> Aim: Quote each line of the material verbatim, without the pictures.

Data items:
%%

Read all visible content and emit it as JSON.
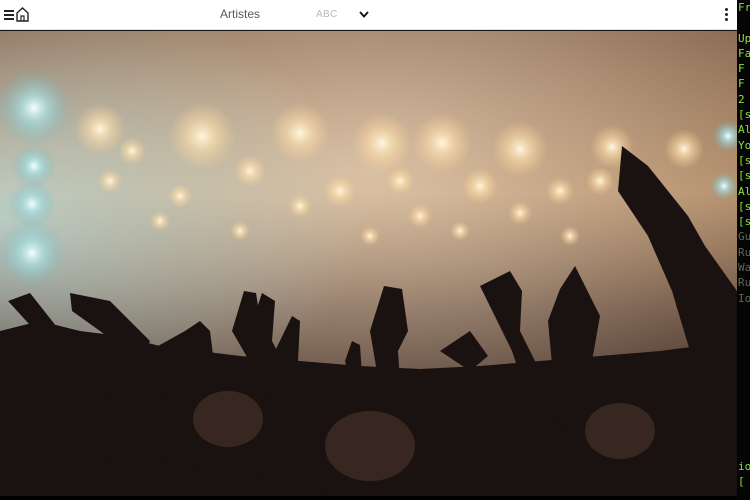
{
  "header": {
    "title": "Artistes",
    "sort_label": "ABC",
    "icons": [
      "menu-icon",
      "home-icon",
      "chevron-down-icon",
      "more-vertical-icon"
    ]
  },
  "colors": {
    "header_bg": "#ffffff",
    "terminal_text": "#8ae234",
    "terminal_dim": "#5a6a58"
  },
  "terminal": {
    "lines": [
      {
        "text": "Fr",
        "tone": "green"
      },
      {
        "text": "",
        "tone": "green"
      },
      {
        "text": "Up",
        "tone": "green"
      },
      {
        "text": "Fa",
        "tone": "green"
      },
      {
        "text": " F",
        "tone": "green"
      },
      {
        "text": " F",
        "tone": "green"
      },
      {
        "text": " 2",
        "tone": "green"
      },
      {
        "text": "[s",
        "tone": "green"
      },
      {
        "text": "Al",
        "tone": "green"
      },
      {
        "text": "Yo",
        "tone": "green"
      },
      {
        "text": "[s",
        "tone": "green"
      },
      {
        "text": "[s",
        "tone": "green"
      },
      {
        "text": "Al",
        "tone": "green"
      },
      {
        "text": "[s",
        "tone": "green"
      },
      {
        "text": "[s",
        "tone": "green"
      },
      {
        "text": "Gu",
        "tone": "dim"
      },
      {
        "text": "Ru",
        "tone": "dim"
      },
      {
        "text": "Wa",
        "tone": "dim"
      },
      {
        "text": "Ru",
        "tone": "dim"
      },
      {
        "text": "Io",
        "tone": "dim"
      },
      {
        "text": "",
        "tone": "dim"
      },
      {
        "text": "",
        "tone": "dim"
      },
      {
        "text": "",
        "tone": "dim"
      },
      {
        "text": "",
        "tone": "dim"
      },
      {
        "text": "",
        "tone": "dim"
      },
      {
        "text": "",
        "tone": "dim"
      },
      {
        "text": "",
        "tone": "dim"
      },
      {
        "text": "",
        "tone": "dim"
      },
      {
        "text": "",
        "tone": "dim"
      },
      {
        "text": "",
        "tone": "dim"
      },
      {
        "text": "io",
        "tone": "green"
      },
      {
        "text": "[",
        "tone": "green"
      }
    ]
  }
}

%%

> Solution for this exercise:
Read all visible content and emit it as JSON.
{
  "header": {
    "title": "Artistes",
    "sort_label": "ABC",
    "icons": [
      "menu-icon",
      "home-icon",
      "chevron-down-icon",
      "more-vertical-icon"
    ]
  },
  "colors": {
    "header_bg": "#ffffff",
    "terminal_text": "#8ae234",
    "terminal_dim": "#5a6a58"
  },
  "terminal": {
    "lines": [
      {
        "text": "Fr",
        "tone": "green"
      },
      {
        "text": "",
        "tone": "green"
      },
      {
        "text": "Up",
        "tone": "green"
      },
      {
        "text": "Fa",
        "tone": "green"
      },
      {
        "text": " F",
        "tone": "green"
      },
      {
        "text": " F",
        "tone": "green"
      },
      {
        "text": " 2",
        "tone": "green"
      },
      {
        "text": "[s",
        "tone": "green"
      },
      {
        "text": "Al",
        "tone": "green"
      },
      {
        "text": "Yo",
        "tone": "green"
      },
      {
        "text": "[s",
        "tone": "green"
      },
      {
        "text": "[s",
        "tone": "green"
      },
      {
        "text": "Al",
        "tone": "green"
      },
      {
        "text": "[s",
        "tone": "green"
      },
      {
        "text": "[s",
        "tone": "green"
      },
      {
        "text": "Gu",
        "tone": "dim"
      },
      {
        "text": "Ru",
        "tone": "dim"
      },
      {
        "text": "Wa",
        "tone": "dim"
      },
      {
        "text": "Ru",
        "tone": "dim"
      },
      {
        "text": "Io",
        "tone": "dim"
      },
      {
        "text": "",
        "tone": "dim"
      },
      {
        "text": "",
        "tone": "dim"
      },
      {
        "text": "",
        "tone": "dim"
      },
      {
        "text": "",
        "tone": "dim"
      },
      {
        "text": "",
        "tone": "dim"
      },
      {
        "text": "",
        "tone": "dim"
      },
      {
        "text": "",
        "tone": "dim"
      },
      {
        "text": "",
        "tone": "dim"
      },
      {
        "text": "",
        "tone": "dim"
      },
      {
        "text": "",
        "tone": "dim"
      },
      {
        "text": "io",
        "tone": "green"
      },
      {
        "text": "[",
        "tone": "green"
      }
    ]
  }
}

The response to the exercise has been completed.